How to Talk Shakespeare

A primer

Improvised Shakespeare Company actors performing on stage (Photo by Lindsay Williams)
Improvised Shakespeare Company actors performing on stage (Photo by Lindsay Williams)

 

There are plenty of places to turn if your goal is to speak Spanish, or Mandarin, or Arabic. But what if your goal is to talk Shakespeare—to ape the playwright, howsoever hard, and play the part of deft immortal bard?

James Knapp is a damn fine midfielder on my recreational soccer team. He’s also a professor of English at Loyola University Chicago and an advisor to Chicago’s own Improvised Shakespeare Company, known for uproariously weaving entire Elizabethan-inspired tragedies, comedies, and tragicomedies into place on the basis of a single, audience-provided title—“The Merchant of Penis” at the first show I attended. The premise is not as crazy as it sounds. In Shakespeare’s time, new plays would often run for a day or two, or a couple weeks at most. This relentless pace, and the edit-on the-spot ethos it encouraged, bears a stronger resemblance to today’s improv shows than you might imagine.

Knapp recently shared with me some tips for convincingly channeling Shakespeare on the fly. Given the undeniable appeal of such a skill—whether you’re looking to create your own company or simply keen to dazzle colleagues at the employee talent show—I’d be a jerk to keep his insights to myself.

 

1. OK, you’re not actually “talking Shakespeare.” We call him the bard, but he was by no means the only show in town. Among his 45 or so contemporaries, only a few others (Christopher Marlowe and Ben Jonson, maybe Thomas Middleton and Thomas Dekker) are still read much today. But the whole gang of playwrights reveled in similar language, themes, and genres. Forget learning to talk Shakespeare—your best bet is to learn to talk “Age of Shakespeare.”

 

2. Recruit some friends, but not too many. Small troupe acting was the name of the game in the Renaissance. But in order to perform large, intricate plays with so few men (yes, always men), actors had to take on multiple roles. Ever wonder why Shakespeare’s plays have so many subplots? Subplots offer complexity without manpower: it’s hard to play two characters, after all, if they’re both on stage at the same time.

> [Supplied information]
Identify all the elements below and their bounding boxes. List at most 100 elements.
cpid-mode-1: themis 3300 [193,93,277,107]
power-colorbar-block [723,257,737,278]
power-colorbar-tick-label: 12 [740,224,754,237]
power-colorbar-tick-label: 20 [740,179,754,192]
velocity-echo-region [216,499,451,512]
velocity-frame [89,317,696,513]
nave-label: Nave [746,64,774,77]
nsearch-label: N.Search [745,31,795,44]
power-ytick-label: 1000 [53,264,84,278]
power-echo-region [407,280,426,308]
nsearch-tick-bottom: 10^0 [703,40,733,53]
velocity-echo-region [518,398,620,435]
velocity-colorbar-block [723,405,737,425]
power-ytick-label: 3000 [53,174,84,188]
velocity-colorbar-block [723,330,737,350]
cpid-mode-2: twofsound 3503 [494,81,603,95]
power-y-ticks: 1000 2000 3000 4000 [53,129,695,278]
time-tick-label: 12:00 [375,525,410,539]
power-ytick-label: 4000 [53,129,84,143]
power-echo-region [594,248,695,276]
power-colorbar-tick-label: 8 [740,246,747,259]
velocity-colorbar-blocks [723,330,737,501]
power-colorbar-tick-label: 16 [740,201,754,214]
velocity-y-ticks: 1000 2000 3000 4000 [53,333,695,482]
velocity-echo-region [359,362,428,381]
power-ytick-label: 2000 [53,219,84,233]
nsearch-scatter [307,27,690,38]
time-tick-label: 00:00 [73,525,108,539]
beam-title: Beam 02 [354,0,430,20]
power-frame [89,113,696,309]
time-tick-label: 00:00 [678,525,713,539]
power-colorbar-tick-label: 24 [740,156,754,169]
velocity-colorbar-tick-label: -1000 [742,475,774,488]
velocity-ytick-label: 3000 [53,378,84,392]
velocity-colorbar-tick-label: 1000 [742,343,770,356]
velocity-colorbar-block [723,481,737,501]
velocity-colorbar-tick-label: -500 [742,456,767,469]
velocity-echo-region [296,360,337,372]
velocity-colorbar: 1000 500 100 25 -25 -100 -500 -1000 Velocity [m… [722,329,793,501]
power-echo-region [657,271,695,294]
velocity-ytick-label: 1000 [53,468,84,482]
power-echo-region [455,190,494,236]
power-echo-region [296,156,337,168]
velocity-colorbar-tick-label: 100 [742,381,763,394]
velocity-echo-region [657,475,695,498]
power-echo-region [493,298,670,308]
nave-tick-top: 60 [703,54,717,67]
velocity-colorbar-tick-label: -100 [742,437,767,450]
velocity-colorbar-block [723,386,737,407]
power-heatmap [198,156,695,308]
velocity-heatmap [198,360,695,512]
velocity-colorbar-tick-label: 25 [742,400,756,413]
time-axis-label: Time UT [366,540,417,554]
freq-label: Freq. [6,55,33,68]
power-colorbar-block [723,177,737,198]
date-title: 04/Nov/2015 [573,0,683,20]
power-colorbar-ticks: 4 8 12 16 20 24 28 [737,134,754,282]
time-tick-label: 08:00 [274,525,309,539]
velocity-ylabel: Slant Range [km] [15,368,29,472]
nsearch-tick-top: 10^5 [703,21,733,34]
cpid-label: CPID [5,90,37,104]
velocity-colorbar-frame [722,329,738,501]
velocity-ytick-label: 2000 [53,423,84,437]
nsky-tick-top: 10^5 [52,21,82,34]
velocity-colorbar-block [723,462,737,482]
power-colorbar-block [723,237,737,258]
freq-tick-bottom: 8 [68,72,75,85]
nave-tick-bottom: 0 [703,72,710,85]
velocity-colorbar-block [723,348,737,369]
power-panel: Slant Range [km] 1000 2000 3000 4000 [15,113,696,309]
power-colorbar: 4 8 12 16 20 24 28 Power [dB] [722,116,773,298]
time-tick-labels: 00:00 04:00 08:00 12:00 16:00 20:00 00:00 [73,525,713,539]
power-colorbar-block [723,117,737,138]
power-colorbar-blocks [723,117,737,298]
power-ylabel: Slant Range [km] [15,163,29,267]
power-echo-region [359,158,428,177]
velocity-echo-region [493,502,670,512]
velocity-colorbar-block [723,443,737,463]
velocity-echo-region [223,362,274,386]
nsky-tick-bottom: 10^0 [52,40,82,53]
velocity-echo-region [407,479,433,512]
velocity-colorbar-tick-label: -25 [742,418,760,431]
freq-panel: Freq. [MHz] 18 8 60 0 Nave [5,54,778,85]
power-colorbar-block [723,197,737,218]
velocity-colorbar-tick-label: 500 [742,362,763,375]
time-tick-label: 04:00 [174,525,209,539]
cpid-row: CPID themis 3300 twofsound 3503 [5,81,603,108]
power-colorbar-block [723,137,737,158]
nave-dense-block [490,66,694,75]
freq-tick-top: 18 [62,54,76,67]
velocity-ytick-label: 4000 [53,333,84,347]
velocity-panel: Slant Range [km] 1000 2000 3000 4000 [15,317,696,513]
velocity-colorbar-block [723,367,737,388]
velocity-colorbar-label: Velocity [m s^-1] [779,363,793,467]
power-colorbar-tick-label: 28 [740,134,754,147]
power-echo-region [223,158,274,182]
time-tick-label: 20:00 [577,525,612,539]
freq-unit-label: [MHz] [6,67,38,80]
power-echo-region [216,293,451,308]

> [Requirements]
a) Answer these from the primer on talking Shakespeare, one line each:
(i) At which university is James Knapp a professor of English?
(ii) In Shakespeare's time, how long would new plays often run?
(iii) About how many contemporaries did Shakespeare have, per the primer?
b) Which playwrights does the Shakespeare primer name as contemporaries of Shakespeare who are still read today? List all of them.
c) Carry the primer on talking Shakespeare forward from the point where it ends.

> [Answers by task]
a)
(i) Loyola University Chicago
(ii) A day or two, or a couple weeks at most
(iii) 45 or so

b)
Christopher Marlowe
Ben Jonson
Thomas Middleton
Thomas Dekker

c)
 

3. Know how to stall. If you start a line, and you’re not sure where it’s headed, throw in a few ayes or nays. (“Nay nay is sort of like saying umm umm,” Knapp assured me.) This rule will be very important as you attempt rules 4-7.

 

4. Nail your blank verse. Re-MEM-ber THIS from ENG-lish CLASS: the UN-/ der-LY-ing BEATS that MIM-ic NAT-ural SPEECH? Get it in your head.

 

5. Invert your Syntax. Shakespeare’s characters can as plausibly not know as know not. But shuffling your word order every now and then is one of the best ways of distinguishing you as fluent in Age of Shakespeare. The fluid syntax also frees up a lot of potential rhyme words, convenient should you wish to…

 

6. Punctuate big moments with heroic couplets. Ending a powerful scene with a tidy rhyme, while somewhat comical to modern ears, is the ultimate classy move—this is poetry, dammit. But the technique may also have served as a memory aid. Rather than receiving a copy of the entire script, actors were handed only their own lines, as well as a cue line that told them when to chime in. Heroic couplets, highly memorable, could have been particularly effective way of signaling that the next scene was about to start.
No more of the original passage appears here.